Exercise requirements: Extract every line of the listing below without changing a character, and leave the pictures out.

Records for this exercise:
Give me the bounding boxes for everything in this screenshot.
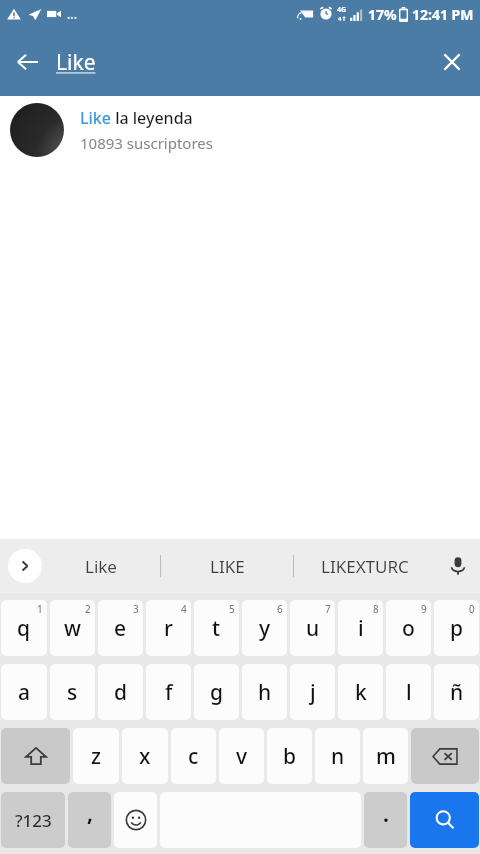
staticText: s bbox=[67, 678, 78, 707]
staticText: Like bbox=[56, 48, 96, 77]
staticText: ... bbox=[67, 6, 78, 22]
staticText: f bbox=[165, 678, 173, 707]
staticText: 4↑ bbox=[338, 15, 347, 23]
button[interactable]: g bbox=[194, 664, 239, 720]
staticText: 4G bbox=[337, 5, 347, 15]
staticText: b bbox=[283, 742, 297, 771]
button[interactable]: j bbox=[290, 664, 335, 720]
staticText: 9 bbox=[421, 602, 427, 616]
staticText: y bbox=[259, 614, 271, 643]
button[interactable]: y bbox=[242, 600, 287, 656]
staticText: 1 bbox=[37, 602, 43, 616]
staticText: t bbox=[212, 614, 221, 643]
button[interactable]: Back bbox=[0, 34, 56, 90]
staticText: z bbox=[91, 742, 102, 771]
staticText: a bbox=[18, 678, 31, 707]
button[interactable]: q bbox=[1, 600, 47, 656]
staticText: 5 bbox=[229, 602, 235, 616]
button[interactable]: h bbox=[242, 664, 287, 720]
staticText: x bbox=[139, 742, 151, 771]
button[interactable]: s bbox=[50, 664, 95, 720]
staticText: ñ bbox=[450, 678, 464, 707]
staticText: v bbox=[236, 742, 248, 771]
button[interactable]: ?123 bbox=[1, 792, 65, 848]
staticText: 7 bbox=[325, 602, 331, 616]
staticText: p bbox=[450, 614, 464, 643]
staticText: 6 bbox=[277, 602, 283, 616]
staticText: d bbox=[114, 678, 128, 707]
button[interactable]: m bbox=[363, 728, 408, 784]
staticText: 4 bbox=[181, 602, 187, 616]
staticText: u bbox=[306, 614, 320, 643]
staticText: . bbox=[383, 800, 389, 829]
button[interactable]: Like la leyenda bbox=[0, 96, 480, 164]
button[interactable]: Emoji bbox=[114, 792, 157, 848]
staticText: g bbox=[210, 678, 224, 707]
staticText: h bbox=[258, 678, 272, 707]
button[interactable]: e bbox=[98, 600, 143, 656]
button[interactable]: z bbox=[73, 728, 119, 784]
button[interactable]: k bbox=[338, 664, 383, 720]
staticText: 0 bbox=[469, 602, 475, 616]
button[interactable]: Clear bbox=[424, 34, 480, 90]
button[interactable]: n bbox=[315, 728, 360, 784]
button[interactable]: Like bbox=[42, 539, 160, 593]
staticText: w bbox=[64, 614, 81, 643]
button[interactable]: ñ bbox=[434, 664, 479, 720]
button[interactable]: b bbox=[267, 728, 312, 784]
button[interactable]: a bbox=[1, 664, 47, 720]
button[interactable]: w bbox=[50, 600, 95, 656]
staticText: LIKE bbox=[210, 555, 245, 578]
staticText: c bbox=[188, 742, 199, 771]
staticText: k bbox=[355, 678, 367, 707]
staticText: Like la leyenda bbox=[80, 107, 193, 129]
staticText: 8 bbox=[373, 602, 379, 616]
button[interactable]: Backspace bbox=[411, 728, 479, 784]
button[interactable]: o bbox=[386, 600, 431, 656]
button[interactable]: Expand suggestions bbox=[8, 549, 42, 583]
button[interactable]: , bbox=[68, 792, 111, 848]
staticText: i bbox=[358, 614, 364, 643]
staticText: j bbox=[310, 678, 316, 707]
staticText: 17% bbox=[368, 5, 397, 24]
button[interactable]: l bbox=[386, 664, 431, 720]
button[interactable]: x bbox=[122, 728, 168, 784]
staticText: Like bbox=[85, 555, 117, 578]
button[interactable]: u bbox=[290, 600, 335, 656]
button[interactable]: p bbox=[434, 600, 479, 656]
staticText: 10893 suscriptores bbox=[80, 133, 213, 153]
staticText: ?123 bbox=[15, 809, 52, 832]
button[interactable]: Search bbox=[410, 792, 479, 848]
button[interactable]: d bbox=[98, 664, 143, 720]
staticText: LIKEXTURC bbox=[321, 555, 409, 578]
staticText: r bbox=[164, 614, 173, 643]
button[interactable]: Like bbox=[56, 28, 424, 96]
button[interactable]: f bbox=[146, 664, 191, 720]
button[interactable]: Voice input bbox=[436, 539, 480, 593]
staticText: e bbox=[114, 614, 127, 643]
staticText: q bbox=[17, 614, 31, 643]
button[interactable]: . bbox=[364, 792, 407, 848]
staticText: n bbox=[331, 742, 345, 771]
staticText: 3 bbox=[133, 602, 139, 616]
button[interactable]: i bbox=[338, 600, 383, 656]
button[interactable]: Shift bbox=[1, 728, 70, 784]
staticText: 12:41 PM bbox=[412, 5, 474, 24]
button[interactable]: LIKE bbox=[161, 539, 293, 593]
staticText: o bbox=[402, 614, 415, 643]
staticText: 2 bbox=[85, 602, 91, 616]
button[interactable]: c bbox=[171, 728, 216, 784]
button[interactable]: v bbox=[219, 728, 264, 784]
staticText: , bbox=[87, 799, 93, 828]
staticText: l bbox=[406, 678, 412, 707]
button[interactable]: LIKEXTURC bbox=[294, 539, 436, 593]
button[interactable]: t bbox=[194, 600, 239, 656]
button[interactable]: r bbox=[146, 600, 191, 656]
staticText: m bbox=[376, 742, 396, 771]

Written reply:
Give me the bounding boxes for everything in this screenshot.
staticText: s bbox=[67, 678, 78, 707]
staticText: Like bbox=[56, 48, 96, 77]
staticText: ... bbox=[67, 6, 78, 22]
staticText: f bbox=[165, 678, 173, 707]
staticText: 4↑ bbox=[338, 15, 347, 23]
button[interactable]: g bbox=[194, 664, 239, 720]
staticText: 4G bbox=[337, 5, 347, 15]
staticText: b bbox=[283, 742, 297, 771]
button[interactable]: j bbox=[290, 664, 335, 720]
staticText: 9 bbox=[421, 602, 427, 616]
staticText: y bbox=[259, 614, 271, 643]
button[interactable]: y bbox=[242, 600, 287, 656]
staticText: 1 bbox=[37, 602, 43, 616]
staticText: t bbox=[212, 614, 221, 643]
button[interactable]: Back bbox=[0, 34, 56, 90]
staticText: z bbox=[91, 742, 102, 771]
staticText: a bbox=[18, 678, 31, 707]
button[interactable]: q bbox=[1, 600, 47, 656]
staticText: 5 bbox=[229, 602, 235, 616]
button[interactable]: h bbox=[242, 664, 287, 720]
staticText: x bbox=[139, 742, 151, 771]
button[interactable]: s bbox=[50, 664, 95, 720]
staticText: ñ bbox=[450, 678, 464, 707]
staticText: v bbox=[236, 742, 248, 771]
button[interactable]: ?123 bbox=[1, 792, 65, 848]
staticText: 7 bbox=[325, 602, 331, 616]
staticText: p bbox=[450, 614, 464, 643]
staticText: 6 bbox=[277, 602, 283, 616]
staticText: d bbox=[114, 678, 128, 707]
button[interactable]: m bbox=[363, 728, 408, 784]
staticText: 4 bbox=[181, 602, 187, 616]
staticText: u bbox=[306, 614, 320, 643]
staticText: . bbox=[383, 800, 389, 829]
button[interactable]: Like la leyenda bbox=[0, 96, 480, 164]
button[interactable]: Emoji bbox=[114, 792, 157, 848]
staticText: g bbox=[210, 678, 224, 707]
staticText: h bbox=[258, 678, 272, 707]
button[interactable]: e bbox=[98, 600, 143, 656]
button[interactable]: z bbox=[73, 728, 119, 784]
button[interactable]: k bbox=[338, 664, 383, 720]
staticText: 0 bbox=[469, 602, 475, 616]
button[interactable]: Clear bbox=[424, 34, 480, 90]
button[interactable]: n bbox=[315, 728, 360, 784]
button[interactable]: Like bbox=[42, 539, 160, 593]
staticText: w bbox=[64, 614, 81, 643]
button[interactable]: ñ bbox=[434, 664, 479, 720]
button[interactable]: b bbox=[267, 728, 312, 784]
button[interactable]: a bbox=[1, 664, 47, 720]
button[interactable]: w bbox=[50, 600, 95, 656]
staticText: LIKE bbox=[210, 555, 245, 578]
staticText: c bbox=[188, 742, 199, 771]
staticText: k bbox=[355, 678, 367, 707]
staticText: Like la leyenda bbox=[80, 107, 193, 129]
staticText: 8 bbox=[373, 602, 379, 616]
button[interactable]: Backspace bbox=[411, 728, 479, 784]
button[interactable]: o bbox=[386, 600, 431, 656]
button[interactable]: Expand suggestions bbox=[8, 549, 42, 583]
button[interactable]: , bbox=[68, 792, 111, 848]
staticText: i bbox=[358, 614, 364, 643]
staticText: j bbox=[310, 678, 316, 707]
staticText: 17% bbox=[368, 5, 397, 24]
button[interactable]: l bbox=[386, 664, 431, 720]
button[interactable]: x bbox=[122, 728, 168, 784]
staticText: Like bbox=[85, 555, 117, 578]
button[interactable]: u bbox=[290, 600, 335, 656]
button[interactable]: p bbox=[434, 600, 479, 656]
staticText: 10893 suscriptores bbox=[80, 133, 213, 153]
staticText: ?123 bbox=[15, 809, 52, 832]
button[interactable]: Search bbox=[410, 792, 479, 848]
button[interactable]: d bbox=[98, 664, 143, 720]
staticText: LIKEXTURC bbox=[321, 555, 409, 578]
staticText: r bbox=[164, 614, 173, 643]
button[interactable]: Like bbox=[56, 28, 424, 96]
button[interactable]: f bbox=[146, 664, 191, 720]
button[interactable]: Voice input bbox=[436, 539, 480, 593]
staticText: e bbox=[114, 614, 127, 643]
staticText: q bbox=[17, 614, 31, 643]
button[interactable]: . bbox=[364, 792, 407, 848]
staticText: n bbox=[331, 742, 345, 771]
staticText: 3 bbox=[133, 602, 139, 616]
button[interactable]: i bbox=[338, 600, 383, 656]
button[interactable]: Shift bbox=[1, 728, 70, 784]
staticText: 12:41 PM bbox=[412, 5, 474, 24]
button[interactable]: LIKE bbox=[161, 539, 293, 593]
staticText: o bbox=[402, 614, 415, 643]
staticText: 2 bbox=[85, 602, 91, 616]
button[interactable]: c bbox=[171, 728, 216, 784]
button[interactable]: v bbox=[219, 728, 264, 784]
staticText: , bbox=[87, 799, 93, 828]
staticText: l bbox=[406, 678, 412, 707]
button[interactable]: LIKEXTURC bbox=[294, 539, 436, 593]
button[interactable]: t bbox=[194, 600, 239, 656]
button[interactable]: r bbox=[146, 600, 191, 656]
staticText: m bbox=[376, 742, 396, 771]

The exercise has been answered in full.